#### Instruction:
Exact repetition is required: output every record in full.

————

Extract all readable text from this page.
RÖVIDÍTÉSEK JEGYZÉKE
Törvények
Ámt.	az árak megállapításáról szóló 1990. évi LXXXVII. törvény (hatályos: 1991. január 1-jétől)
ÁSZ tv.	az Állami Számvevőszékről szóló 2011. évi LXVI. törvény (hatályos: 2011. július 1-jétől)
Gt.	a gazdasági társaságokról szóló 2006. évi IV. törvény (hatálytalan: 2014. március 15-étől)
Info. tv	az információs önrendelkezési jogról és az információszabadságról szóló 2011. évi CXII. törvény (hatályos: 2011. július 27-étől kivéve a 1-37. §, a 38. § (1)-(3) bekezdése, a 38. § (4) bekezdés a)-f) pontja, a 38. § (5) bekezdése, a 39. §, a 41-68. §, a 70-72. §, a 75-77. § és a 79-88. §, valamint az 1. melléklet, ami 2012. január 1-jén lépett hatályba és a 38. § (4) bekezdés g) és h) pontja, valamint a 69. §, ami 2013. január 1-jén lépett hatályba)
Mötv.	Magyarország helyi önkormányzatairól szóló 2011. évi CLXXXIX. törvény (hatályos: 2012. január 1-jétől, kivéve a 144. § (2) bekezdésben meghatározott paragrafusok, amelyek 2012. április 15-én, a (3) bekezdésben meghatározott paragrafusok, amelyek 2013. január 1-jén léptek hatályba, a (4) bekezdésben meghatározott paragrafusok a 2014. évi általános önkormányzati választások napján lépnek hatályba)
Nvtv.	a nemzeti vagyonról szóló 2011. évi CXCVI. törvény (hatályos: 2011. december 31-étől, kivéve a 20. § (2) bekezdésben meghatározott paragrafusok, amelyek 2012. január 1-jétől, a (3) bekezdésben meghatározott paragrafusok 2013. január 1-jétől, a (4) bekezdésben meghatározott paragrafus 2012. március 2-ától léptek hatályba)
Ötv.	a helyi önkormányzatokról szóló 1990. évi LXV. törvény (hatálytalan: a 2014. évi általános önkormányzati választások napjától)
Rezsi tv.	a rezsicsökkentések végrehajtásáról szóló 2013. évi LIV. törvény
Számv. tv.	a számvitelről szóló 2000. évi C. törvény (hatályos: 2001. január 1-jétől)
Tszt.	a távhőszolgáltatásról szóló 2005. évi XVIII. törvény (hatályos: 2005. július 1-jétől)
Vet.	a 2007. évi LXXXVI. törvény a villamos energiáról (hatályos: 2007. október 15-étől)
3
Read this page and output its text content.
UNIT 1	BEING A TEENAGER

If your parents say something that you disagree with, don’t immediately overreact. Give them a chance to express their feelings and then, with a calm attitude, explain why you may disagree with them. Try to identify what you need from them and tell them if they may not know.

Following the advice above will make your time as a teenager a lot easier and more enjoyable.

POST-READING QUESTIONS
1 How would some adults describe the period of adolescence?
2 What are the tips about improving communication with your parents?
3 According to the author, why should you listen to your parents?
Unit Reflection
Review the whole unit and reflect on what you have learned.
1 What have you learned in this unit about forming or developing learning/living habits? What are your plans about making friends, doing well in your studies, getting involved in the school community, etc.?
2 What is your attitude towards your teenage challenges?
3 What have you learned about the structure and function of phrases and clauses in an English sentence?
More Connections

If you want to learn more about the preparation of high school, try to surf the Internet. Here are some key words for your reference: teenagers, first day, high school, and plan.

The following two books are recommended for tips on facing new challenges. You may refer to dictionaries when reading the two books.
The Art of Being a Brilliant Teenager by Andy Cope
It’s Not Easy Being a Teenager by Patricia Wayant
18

————

#### Task result:
Extract all readable text from this page.
RÖVIDÍTÉSEK JEGYZÉKE
Törvények
Ámt.	az árak megállapításáról szóló 1990. évi LXXXVII. törvény (hatályos: 1991. január 1-jétől)
ÁSZ tv.	az Állami Számvevőszékről szóló 2011. évi LXVI. törvény (hatályos: 2011. július 1-jétől)
Gt.	a gazdasági társaságokról szóló 2006. évi IV. törvény (hatálytalan: 2014. március 15-étől)
Info. tv	az információs önrendelkezési jogról és az információszabadságról szóló 2011. évi CXII. törvény (hatályos: 2011. július 27-étől kivéve a 1-37. §, a 38. § (1)-(3) bekezdése, a 38. § (4) bekezdés a)-f) pontja, a 38. § (5) bekezdése, a 39. §, a 41-68. §, a 70-72. §, a 75-77. § és a 79-88. §, valamint az 1. melléklet, ami 2012. január 1-jén lépett hatályba és a 38. § (4) bekezdés g) és h) pontja, valamint a 69. §, ami 2013. január 1-jén lépett hatályba)
Mötv.	Magyarország helyi önkormányzatairól szóló 2011. évi CLXXXIX. törvény (hatályos: 2012. január 1-jétől, kivéve a 144. § (2) bekezdésben meghatározott paragrafusok, amelyek 2012. április 15-én, a (3) bekezdésben meghatározott paragrafusok, amelyek 2013. január 1-jén léptek hatályba, a (4) bekezdésben meghatározott paragrafusok a 2014. évi általános önkormányzati választások napján lépnek hatályba)
Nvtv.	a nemzeti vagyonról szóló 2011. évi CXCVI. törvény (hatályos: 2011. december 31-étől, kivéve a 20. § (2) bekezdésben meghatározott paragrafusok, amelyek 2012. január 1-jétől, a (3) bekezdésben meghatározott paragrafusok 2013. január 1-jétől, a (4) bekezdésben meghatározott paragrafus 2012. március 2-ától léptek hatályba)
Ötv.	a helyi önkormányzatokról szóló 1990. évi LXV. törvény (hatálytalan: a 2014. évi általános önkormányzati választások napjától)
Rezsi tv.	a rezsicsökkentések végrehajtásáról szóló 2013. évi LIV. törvény
Számv. tv.	a számvitelről szóló 2000. évi C. törvény (hatályos: 2001. január 1-jétől)
Tszt.	a távhőszolgáltatásról szóló 2005. évi XVIII. törvény (hatályos: 2005. július 1-jétől)
Vet.	a 2007. évi LXXXVI. törvény a villamos energiáról (hatályos: 2007. október 15-étől)
3
Read this page and output its text content.
UNIT 1	BEING A TEENAGER

If your parents say something that you disagree with, don’t immediately overreact. Give them a chance to express their feelings and then, with a calm attitude, explain why you may disagree with them. Try to identify what you need from them and tell them if they may not know.

Following the advice above will make your time as a teenager a lot easier and more enjoyable.

POST-READING QUESTIONS
1 How would some adults describe the period of adolescence?
2 What are the tips about improving communication with your parents?
3 According to the author, why should you listen to your parents?
Unit Reflection
Review the whole unit and reflect on what you have learned.
1 What have you learned in this unit about forming or developing learning/living habits? What are your plans about making friends, doing well in your studies, getting involved in the school community, etc.?
2 What is your attitude towards your teenage challenges?
3 What have you learned about the structure and function of phrases and clauses in an English sentence?
More Connections

If you want to learn more about the preparation of high school, try to surf the Internet. Here are some key words for your reference: teenagers, first day, high school, and plan.

The following two books are recommended for tips on facing new challenges. You may refer to dictionaries when reading the two books.
The Art of Being a Brilliant Teenager by Andy Cope
It’s Not Easy Being a Teenager by Patricia Wayant
18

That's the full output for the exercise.